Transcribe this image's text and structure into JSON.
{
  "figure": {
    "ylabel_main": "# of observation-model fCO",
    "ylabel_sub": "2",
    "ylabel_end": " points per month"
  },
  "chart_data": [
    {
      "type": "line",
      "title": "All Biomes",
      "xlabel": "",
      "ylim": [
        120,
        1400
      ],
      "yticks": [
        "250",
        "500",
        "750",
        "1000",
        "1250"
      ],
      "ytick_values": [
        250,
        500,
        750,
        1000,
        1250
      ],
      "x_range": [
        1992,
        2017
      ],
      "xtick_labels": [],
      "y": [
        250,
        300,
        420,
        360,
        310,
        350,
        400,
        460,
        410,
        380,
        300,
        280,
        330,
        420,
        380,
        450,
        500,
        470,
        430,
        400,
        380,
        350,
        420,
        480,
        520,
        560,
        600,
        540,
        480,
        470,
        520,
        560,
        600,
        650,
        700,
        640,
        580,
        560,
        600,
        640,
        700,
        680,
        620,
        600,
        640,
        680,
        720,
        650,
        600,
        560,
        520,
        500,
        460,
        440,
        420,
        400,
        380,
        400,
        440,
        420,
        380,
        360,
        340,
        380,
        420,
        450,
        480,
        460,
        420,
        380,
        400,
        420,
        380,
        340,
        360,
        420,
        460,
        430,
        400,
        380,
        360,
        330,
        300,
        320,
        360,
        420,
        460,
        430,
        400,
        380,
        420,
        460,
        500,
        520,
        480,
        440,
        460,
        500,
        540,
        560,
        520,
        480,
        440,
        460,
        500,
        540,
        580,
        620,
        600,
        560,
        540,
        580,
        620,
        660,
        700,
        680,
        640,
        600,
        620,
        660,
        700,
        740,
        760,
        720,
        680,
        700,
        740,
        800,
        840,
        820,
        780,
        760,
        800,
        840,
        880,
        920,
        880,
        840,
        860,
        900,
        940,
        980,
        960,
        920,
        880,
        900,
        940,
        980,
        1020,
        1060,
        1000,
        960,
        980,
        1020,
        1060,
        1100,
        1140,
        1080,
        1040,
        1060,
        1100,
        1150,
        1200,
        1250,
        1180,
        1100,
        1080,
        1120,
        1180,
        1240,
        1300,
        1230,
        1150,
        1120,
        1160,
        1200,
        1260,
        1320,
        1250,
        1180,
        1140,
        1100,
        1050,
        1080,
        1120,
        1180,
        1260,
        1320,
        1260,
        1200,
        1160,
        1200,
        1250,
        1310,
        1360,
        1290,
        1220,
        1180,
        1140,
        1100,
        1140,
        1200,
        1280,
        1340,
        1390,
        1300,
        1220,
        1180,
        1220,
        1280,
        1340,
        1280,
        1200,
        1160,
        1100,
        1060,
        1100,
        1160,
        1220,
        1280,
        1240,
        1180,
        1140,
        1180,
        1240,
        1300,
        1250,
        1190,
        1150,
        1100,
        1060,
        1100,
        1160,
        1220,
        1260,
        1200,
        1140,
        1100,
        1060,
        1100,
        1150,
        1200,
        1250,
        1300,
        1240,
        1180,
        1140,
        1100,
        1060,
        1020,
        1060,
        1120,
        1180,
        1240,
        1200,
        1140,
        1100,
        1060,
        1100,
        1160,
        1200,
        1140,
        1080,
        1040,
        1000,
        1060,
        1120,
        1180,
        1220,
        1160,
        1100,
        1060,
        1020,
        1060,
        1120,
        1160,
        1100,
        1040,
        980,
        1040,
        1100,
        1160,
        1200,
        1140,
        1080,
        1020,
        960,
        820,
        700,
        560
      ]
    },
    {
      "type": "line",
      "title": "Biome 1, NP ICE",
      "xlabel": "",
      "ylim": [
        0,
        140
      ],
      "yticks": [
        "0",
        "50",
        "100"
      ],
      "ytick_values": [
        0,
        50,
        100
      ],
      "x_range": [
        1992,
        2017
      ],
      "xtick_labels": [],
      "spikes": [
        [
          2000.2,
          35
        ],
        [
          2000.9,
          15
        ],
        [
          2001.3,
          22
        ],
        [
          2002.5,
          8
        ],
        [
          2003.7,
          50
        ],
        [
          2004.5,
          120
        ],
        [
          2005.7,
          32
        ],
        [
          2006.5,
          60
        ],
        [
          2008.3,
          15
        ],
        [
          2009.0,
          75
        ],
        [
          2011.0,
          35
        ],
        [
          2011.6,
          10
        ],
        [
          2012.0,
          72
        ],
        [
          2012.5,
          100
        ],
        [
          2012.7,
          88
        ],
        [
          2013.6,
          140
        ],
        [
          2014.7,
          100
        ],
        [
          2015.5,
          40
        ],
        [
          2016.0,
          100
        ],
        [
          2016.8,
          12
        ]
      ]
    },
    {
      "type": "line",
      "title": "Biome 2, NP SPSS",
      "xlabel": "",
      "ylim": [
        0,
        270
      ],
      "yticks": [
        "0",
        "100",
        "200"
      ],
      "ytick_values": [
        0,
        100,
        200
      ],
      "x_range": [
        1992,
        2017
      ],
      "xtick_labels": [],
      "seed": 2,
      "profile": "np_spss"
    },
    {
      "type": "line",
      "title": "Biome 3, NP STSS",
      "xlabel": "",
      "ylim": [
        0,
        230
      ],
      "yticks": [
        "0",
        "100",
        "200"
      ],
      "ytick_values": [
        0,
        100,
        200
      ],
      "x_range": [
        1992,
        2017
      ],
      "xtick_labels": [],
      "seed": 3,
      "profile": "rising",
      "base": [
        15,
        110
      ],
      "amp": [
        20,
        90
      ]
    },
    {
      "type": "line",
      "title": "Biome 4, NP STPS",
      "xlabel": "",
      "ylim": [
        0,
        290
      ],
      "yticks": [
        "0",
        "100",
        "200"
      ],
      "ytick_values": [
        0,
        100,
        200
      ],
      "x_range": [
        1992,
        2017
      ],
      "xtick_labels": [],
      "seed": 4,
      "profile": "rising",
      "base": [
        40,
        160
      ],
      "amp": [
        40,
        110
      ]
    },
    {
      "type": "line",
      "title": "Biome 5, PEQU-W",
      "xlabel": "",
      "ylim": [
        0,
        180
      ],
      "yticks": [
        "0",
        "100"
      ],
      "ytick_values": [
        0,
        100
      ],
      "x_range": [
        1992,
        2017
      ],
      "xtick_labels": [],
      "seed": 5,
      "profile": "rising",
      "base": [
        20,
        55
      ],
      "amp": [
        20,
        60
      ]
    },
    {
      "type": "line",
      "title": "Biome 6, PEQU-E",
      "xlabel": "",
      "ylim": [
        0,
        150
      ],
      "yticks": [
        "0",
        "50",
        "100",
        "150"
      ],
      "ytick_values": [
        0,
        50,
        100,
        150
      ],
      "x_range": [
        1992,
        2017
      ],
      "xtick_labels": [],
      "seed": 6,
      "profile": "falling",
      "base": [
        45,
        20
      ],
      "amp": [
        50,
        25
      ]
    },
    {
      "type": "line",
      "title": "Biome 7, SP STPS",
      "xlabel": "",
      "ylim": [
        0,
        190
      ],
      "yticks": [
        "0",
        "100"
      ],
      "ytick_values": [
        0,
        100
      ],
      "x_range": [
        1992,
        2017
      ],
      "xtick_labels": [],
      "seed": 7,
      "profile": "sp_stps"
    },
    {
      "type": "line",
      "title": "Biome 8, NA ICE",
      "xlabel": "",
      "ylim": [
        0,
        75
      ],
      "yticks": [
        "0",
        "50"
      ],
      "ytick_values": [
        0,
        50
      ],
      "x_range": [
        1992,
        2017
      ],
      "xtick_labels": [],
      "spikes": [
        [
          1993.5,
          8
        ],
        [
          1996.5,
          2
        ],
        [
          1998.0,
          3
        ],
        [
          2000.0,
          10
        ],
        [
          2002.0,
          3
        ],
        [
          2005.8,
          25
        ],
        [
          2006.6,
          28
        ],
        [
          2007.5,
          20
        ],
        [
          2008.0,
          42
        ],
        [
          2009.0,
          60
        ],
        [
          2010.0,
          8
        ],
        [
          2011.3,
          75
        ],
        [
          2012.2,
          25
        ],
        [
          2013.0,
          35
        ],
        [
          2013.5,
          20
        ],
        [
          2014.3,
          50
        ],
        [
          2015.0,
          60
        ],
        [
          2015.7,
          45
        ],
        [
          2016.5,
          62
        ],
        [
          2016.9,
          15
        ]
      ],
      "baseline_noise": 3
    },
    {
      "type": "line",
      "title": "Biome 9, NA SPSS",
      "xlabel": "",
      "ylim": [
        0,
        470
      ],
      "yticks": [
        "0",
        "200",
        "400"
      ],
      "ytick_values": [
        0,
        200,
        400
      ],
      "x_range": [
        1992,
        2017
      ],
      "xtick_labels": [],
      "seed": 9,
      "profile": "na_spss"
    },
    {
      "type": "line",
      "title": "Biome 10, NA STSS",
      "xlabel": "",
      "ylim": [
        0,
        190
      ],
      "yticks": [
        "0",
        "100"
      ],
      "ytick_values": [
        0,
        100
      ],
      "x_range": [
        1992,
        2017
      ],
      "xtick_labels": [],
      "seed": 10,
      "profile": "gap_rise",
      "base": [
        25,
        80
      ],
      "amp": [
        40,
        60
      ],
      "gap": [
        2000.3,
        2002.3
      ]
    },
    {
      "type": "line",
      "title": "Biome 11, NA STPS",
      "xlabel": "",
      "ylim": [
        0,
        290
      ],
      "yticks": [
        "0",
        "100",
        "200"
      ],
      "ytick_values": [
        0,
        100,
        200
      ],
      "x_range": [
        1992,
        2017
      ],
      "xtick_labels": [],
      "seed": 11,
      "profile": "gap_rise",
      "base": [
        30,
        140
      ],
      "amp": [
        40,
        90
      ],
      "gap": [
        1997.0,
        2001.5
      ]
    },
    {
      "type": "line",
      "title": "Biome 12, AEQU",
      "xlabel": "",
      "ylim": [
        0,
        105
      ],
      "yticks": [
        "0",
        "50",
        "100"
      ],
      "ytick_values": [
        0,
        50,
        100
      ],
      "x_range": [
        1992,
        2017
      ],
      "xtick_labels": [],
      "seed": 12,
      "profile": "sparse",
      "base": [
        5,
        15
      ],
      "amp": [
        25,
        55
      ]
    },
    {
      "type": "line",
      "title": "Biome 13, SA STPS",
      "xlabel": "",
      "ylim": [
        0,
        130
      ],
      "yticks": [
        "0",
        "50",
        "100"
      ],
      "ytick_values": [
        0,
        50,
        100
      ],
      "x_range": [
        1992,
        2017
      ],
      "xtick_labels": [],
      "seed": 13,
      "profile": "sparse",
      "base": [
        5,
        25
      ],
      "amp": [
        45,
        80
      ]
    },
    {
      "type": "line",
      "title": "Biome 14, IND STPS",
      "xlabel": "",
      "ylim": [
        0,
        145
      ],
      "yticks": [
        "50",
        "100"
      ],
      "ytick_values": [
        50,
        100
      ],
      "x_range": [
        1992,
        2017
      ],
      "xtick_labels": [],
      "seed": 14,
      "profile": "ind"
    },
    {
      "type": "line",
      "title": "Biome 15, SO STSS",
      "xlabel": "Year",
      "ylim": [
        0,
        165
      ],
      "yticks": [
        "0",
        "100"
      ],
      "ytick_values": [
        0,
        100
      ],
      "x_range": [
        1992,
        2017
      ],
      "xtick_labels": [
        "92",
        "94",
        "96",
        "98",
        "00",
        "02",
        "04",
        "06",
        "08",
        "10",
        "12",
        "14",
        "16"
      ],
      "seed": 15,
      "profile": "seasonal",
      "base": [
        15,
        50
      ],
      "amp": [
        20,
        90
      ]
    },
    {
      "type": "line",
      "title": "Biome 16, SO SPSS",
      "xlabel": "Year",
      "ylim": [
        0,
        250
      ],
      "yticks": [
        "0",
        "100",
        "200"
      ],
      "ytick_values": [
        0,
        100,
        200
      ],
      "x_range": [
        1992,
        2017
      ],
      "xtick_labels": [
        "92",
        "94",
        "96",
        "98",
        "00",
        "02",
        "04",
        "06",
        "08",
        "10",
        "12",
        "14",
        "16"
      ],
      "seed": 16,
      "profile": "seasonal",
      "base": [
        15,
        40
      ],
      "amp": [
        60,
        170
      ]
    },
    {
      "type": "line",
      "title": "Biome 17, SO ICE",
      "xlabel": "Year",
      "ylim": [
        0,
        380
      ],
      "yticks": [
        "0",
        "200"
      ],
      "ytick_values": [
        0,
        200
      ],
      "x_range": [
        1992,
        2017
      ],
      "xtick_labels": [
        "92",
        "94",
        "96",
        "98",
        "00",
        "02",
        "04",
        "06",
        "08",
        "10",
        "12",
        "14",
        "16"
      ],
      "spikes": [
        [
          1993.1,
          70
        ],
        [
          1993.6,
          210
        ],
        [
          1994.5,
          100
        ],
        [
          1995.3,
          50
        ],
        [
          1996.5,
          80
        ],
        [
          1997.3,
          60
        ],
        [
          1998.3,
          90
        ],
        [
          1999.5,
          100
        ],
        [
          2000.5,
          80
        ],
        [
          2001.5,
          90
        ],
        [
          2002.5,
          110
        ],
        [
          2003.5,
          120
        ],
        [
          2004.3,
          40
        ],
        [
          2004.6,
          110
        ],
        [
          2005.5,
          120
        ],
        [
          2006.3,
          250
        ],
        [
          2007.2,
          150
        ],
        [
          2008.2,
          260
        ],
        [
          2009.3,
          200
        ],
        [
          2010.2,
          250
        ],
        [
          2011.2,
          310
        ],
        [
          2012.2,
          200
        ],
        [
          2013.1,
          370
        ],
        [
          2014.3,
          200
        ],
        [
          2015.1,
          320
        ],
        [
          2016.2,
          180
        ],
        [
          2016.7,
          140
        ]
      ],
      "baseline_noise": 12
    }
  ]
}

---*---

DO THIS> Select every line where the word "PEQU" occurs.

TASK RESULT>
      "title": "Biome 5, PEQU-W",
      "title": "Biome 6, PEQU-E",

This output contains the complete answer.